§ GOAL OF THE EXERCISE:
Repeat all entries exactly.

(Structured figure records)
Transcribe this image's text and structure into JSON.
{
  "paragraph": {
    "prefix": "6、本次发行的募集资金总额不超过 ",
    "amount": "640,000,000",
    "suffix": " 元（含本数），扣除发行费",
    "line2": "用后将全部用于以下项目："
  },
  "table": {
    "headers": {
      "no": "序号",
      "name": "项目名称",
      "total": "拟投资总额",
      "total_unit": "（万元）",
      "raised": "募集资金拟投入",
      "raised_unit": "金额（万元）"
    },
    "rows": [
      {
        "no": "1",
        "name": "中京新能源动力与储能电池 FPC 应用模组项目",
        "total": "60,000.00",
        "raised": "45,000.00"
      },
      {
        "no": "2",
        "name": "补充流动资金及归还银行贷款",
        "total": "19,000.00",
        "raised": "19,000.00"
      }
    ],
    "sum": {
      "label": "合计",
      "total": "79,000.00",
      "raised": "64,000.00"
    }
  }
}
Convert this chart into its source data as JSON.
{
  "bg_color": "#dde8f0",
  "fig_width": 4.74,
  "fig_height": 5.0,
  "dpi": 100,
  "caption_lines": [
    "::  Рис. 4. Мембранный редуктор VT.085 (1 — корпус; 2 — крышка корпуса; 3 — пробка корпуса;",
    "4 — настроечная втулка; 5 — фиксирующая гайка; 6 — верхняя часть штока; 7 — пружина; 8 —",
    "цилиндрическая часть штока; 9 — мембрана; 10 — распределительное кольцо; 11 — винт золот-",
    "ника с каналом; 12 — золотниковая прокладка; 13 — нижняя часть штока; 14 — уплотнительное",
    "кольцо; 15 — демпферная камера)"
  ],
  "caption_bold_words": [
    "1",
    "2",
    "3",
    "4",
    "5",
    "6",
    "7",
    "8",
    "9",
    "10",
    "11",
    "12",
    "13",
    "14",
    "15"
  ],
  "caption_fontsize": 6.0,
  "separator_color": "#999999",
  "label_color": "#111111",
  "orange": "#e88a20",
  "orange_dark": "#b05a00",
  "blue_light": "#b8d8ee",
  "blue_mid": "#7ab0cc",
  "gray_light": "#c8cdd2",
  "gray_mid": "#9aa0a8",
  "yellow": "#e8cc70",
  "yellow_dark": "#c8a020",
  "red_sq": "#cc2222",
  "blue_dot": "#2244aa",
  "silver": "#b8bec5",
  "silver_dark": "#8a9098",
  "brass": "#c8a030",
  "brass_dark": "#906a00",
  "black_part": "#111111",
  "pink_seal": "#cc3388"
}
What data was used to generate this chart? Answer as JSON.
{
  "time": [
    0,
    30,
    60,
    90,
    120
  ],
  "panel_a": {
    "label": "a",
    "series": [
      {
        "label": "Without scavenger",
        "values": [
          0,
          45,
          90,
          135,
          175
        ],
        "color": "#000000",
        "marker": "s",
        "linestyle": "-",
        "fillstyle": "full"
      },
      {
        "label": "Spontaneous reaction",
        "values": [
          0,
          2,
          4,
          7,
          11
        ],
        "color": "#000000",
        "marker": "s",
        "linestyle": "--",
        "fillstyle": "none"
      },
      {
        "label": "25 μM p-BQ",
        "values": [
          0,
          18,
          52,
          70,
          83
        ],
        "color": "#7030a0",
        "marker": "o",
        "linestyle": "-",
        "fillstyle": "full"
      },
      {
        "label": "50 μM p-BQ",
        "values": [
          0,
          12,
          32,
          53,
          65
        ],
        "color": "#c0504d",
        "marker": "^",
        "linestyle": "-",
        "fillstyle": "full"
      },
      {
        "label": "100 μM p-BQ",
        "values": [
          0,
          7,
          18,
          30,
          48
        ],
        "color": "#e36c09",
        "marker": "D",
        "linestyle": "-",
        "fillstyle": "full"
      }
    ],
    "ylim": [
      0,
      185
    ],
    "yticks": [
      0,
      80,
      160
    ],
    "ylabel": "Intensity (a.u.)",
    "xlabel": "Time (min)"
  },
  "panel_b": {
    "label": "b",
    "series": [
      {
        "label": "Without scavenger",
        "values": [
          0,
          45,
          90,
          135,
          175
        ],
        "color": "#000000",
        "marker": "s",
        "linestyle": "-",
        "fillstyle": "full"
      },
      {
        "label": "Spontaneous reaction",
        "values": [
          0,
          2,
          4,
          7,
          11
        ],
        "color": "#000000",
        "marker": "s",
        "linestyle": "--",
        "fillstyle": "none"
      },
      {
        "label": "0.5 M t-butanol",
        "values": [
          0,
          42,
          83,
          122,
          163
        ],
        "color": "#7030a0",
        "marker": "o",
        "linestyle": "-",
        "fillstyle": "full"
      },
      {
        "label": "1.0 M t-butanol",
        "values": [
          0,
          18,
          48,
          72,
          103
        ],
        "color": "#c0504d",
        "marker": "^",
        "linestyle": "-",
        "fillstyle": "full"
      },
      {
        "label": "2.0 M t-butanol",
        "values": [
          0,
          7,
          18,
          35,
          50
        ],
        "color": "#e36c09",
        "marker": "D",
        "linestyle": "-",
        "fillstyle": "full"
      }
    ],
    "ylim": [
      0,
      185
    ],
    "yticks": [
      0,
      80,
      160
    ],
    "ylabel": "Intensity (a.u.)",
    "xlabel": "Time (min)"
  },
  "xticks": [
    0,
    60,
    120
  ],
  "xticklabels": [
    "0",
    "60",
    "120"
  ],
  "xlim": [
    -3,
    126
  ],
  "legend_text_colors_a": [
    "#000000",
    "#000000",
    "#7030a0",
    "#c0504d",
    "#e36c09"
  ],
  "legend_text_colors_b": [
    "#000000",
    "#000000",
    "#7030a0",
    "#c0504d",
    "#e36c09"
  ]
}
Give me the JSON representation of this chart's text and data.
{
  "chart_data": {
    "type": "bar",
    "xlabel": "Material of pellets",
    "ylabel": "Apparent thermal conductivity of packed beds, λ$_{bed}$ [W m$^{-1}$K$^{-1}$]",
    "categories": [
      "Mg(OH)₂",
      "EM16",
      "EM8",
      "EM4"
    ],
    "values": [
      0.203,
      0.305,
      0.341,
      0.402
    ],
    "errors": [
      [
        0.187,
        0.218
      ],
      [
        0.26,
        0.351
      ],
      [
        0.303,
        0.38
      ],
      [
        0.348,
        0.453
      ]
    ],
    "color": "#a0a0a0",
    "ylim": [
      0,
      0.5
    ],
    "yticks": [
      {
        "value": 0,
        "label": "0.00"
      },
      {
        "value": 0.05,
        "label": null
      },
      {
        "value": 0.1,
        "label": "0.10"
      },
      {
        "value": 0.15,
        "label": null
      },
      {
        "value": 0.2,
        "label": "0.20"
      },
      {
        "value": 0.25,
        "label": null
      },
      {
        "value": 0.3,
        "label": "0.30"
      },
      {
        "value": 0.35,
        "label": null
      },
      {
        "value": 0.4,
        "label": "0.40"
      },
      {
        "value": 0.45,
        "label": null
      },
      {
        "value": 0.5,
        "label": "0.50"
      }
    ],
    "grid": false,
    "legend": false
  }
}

§ RESPONSE TO THIS EXERCISE:
Transcribe this image's text and structure into JSON.
{
  "paragraph": {
    "prefix": "6、本次发行的募集资金总额不超过 ",
    "amount": "640,000,000",
    "suffix": " 元（含本数），扣除发行费",
    "line2": "用后将全部用于以下项目："
  },
  "table": {
    "headers": {
      "no": "序号",
      "name": "项目名称",
      "total": "拟投资总额",
      "total_unit": "（万元）",
      "raised": "募集资金拟投入",
      "raised_unit": "金额（万元）"
    },
    "rows": [
      {
        "no": "1",
        "name": "中京新能源动力与储能电池 FPC 应用模组项目",
        "total": "60,000.00",
        "raised": "45,000.00"
      },
      {
        "no": "2",
        "name": "补充流动资金及归还银行贷款",
        "total": "19,000.00",
        "raised": "19,000.00"
      }
    ],
    "sum": {
      "label": "合计",
      "total": "79,000.00",
      "raised": "64,000.00"
    }
  }
}
Convert this chart into its source data as JSON.
{
  "bg_color": "#dde8f0",
  "fig_width": 4.74,
  "fig_height": 5.0,
  "dpi": 100,
  "caption_lines": [
    "::  Рис. 4. Мембранный редуктор VT.085 (1 — корпус; 2 — крышка корпуса; 3 — пробка корпуса;",
    "4 — настроечная втулка; 5 — фиксирующая гайка; 6 — верхняя часть штока; 7 — пружина; 8 —",
    "цилиндрическая часть штока; 9 — мембрана; 10 — распределительное кольцо; 11 — винт золот-",
    "ника с каналом; 12 — золотниковая прокладка; 13 — нижняя часть штока; 14 — уплотнительное",
    "кольцо; 15 — демпферная камера)"
  ],
  "caption_bold_words": [
    "1",
    "2",
    "3",
    "4",
    "5",
    "6",
    "7",
    "8",
    "9",
    "10",
    "11",
    "12",
    "13",
    "14",
    "15"
  ],
  "caption_fontsize": 6.0,
  "separator_color": "#999999",
  "label_color": "#111111",
  "orange": "#e88a20",
  "orange_dark": "#b05a00",
  "blue_light": "#b8d8ee",
  "blue_mid": "#7ab0cc",
  "gray_light": "#c8cdd2",
  "gray_mid": "#9aa0a8",
  "yellow": "#e8cc70",
  "yellow_dark": "#c8a020",
  "red_sq": "#cc2222",
  "blue_dot": "#2244aa",
  "silver": "#b8bec5",
  "silver_dark": "#8a9098",
  "brass": "#c8a030",
  "brass_dark": "#906a00",
  "black_part": "#111111",
  "pink_seal": "#cc3388"
}
What data was used to generate this chart? Answer as JSON.
{
  "time": [
    0,
    30,
    60,
    90,
    120
  ],
  "panel_a": {
    "label": "a",
    "series": [
      {
        "label": "Without scavenger",
        "values": [
          0,
          45,
          90,
          135,
          175
        ],
        "color": "#000000",
        "marker": "s",
        "linestyle": "-",
        "fillstyle": "full"
      },
      {
        "label": "Spontaneous reaction",
        "values": [
          0,
          2,
          4,
          7,
          11
        ],
        "color": "#000000",
        "marker": "s",
        "linestyle": "--",
        "fillstyle": "none"
      },
      {
        "label": "25 μM p-BQ",
        "values": [
          0,
          18,
          52,
          70,
          83
        ],
        "color": "#7030a0",
        "marker": "o",
        "linestyle": "-",
        "fillstyle": "full"
      },
      {
        "label": "50 μM p-BQ",
        "values": [
          0,
          12,
          32,
          53,
          65
        ],
        "color": "#c0504d",
        "marker": "^",
        "linestyle": "-",
        "fillstyle": "full"
      },
      {
        "label": "100 μM p-BQ",
        "values": [
          0,
          7,
          18,
          30,
          48
        ],
        "color": "#e36c09",
        "marker": "D",
        "linestyle": "-",
        "fillstyle": "full"
      }
    ],
    "ylim": [
      0,
      185
    ],
    "yticks": [
      0,
      80,
      160
    ],
    "ylabel": "Intensity (a.u.)",
    "xlabel": "Time (min)"
  },
  "panel_b": {
    "label": "b",
    "series": [
      {
        "label": "Without scavenger",
        "values": [
          0,
          45,
          90,
          135,
          175
        ],
        "color": "#000000",
        "marker": "s",
        "linestyle": "-",
        "fillstyle": "full"
      },
      {
        "label": "Spontaneous reaction",
        "values": [
          0,
          2,
          4,
          7,
          11
        ],
        "color": "#000000",
        "marker": "s",
        "linestyle": "--",
        "fillstyle": "none"
      },
      {
        "label": "0.5 M t-butanol",
        "values": [
          0,
          42,
          83,
          122,
          163
        ],
        "color": "#7030a0",
        "marker": "o",
        "linestyle": "-",
        "fillstyle": "full"
      },
      {
        "label": "1.0 M t-butanol",
        "values": [
          0,
          18,
          48,
          72,
          103
        ],
        "color": "#c0504d",
        "marker": "^",
        "linestyle": "-",
        "fillstyle": "full"
      },
      {
        "label": "2.0 M t-butanol",
        "values": [
          0,
          7,
          18,
          35,
          50
        ],
        "color": "#e36c09",
        "marker": "D",
        "linestyle": "-",
        "fillstyle": "full"
      }
    ],
    "ylim": [
      0,
      185
    ],
    "yticks": [
      0,
      80,
      160
    ],
    "ylabel": "Intensity (a.u.)",
    "xlabel": "Time (min)"
  },
  "xticks": [
    0,
    60,
    120
  ],
  "xticklabels": [
    "0",
    "60",
    "120"
  ],
  "xlim": [
    -3,
    126
  ],
  "legend_text_colors_a": [
    "#000000",
    "#000000",
    "#7030a0",
    "#c0504d",
    "#e36c09"
  ],
  "legend_text_colors_b": [
    "#000000",
    "#000000",
    "#7030a0",
    "#c0504d",
    "#e36c09"
  ]
}
Give me the JSON representation of this chart's text and data.
{
  "chart_data": {
    "type": "bar",
    "xlabel": "Material of pellets",
    "ylabel": "Apparent thermal conductivity of packed beds, λ$_{bed}$ [W m$^{-1}$K$^{-1}$]",
    "categories": [
      "Mg(OH)₂",
      "EM16",
      "EM8",
      "EM4"
    ],
    "values": [
      0.203,
      0.305,
      0.341,
      0.402
    ],
    "errors": [
      [
        0.187,
        0.218
      ],
      [
        0.26,
        0.351
      ],
      [
        0.303,
        0.38
      ],
      [
        0.348,
        0.453
      ]
    ],
    "color": "#a0a0a0",
    "ylim": [
      0,
      0.5
    ],
    "yticks": [
      {
        "value": 0,
        "label": "0.00"
      },
      {
        "value": 0.05,
        "label": null
      },
      {
        "value": 0.1,
        "label": "0.10"
      },
      {
        "value": 0.15,
        "label": null
      },
      {
        "value": 0.2,
        "label": "0.20"
      },
      {
        "value": 0.25,
        "label": null
      },
      {
        "value": 0.3,
        "label": "0.30"
      },
      {
        "value": 0.35,
        "label": null
      },
      {
        "value": 0.4,
        "label": "0.40"
      },
      {
        "value": 0.45,
        "label": null
      },
      {
        "value": 0.5,
        "label": "0.50"
      }
    ],
    "grid": false,
    "legend": false
  }
}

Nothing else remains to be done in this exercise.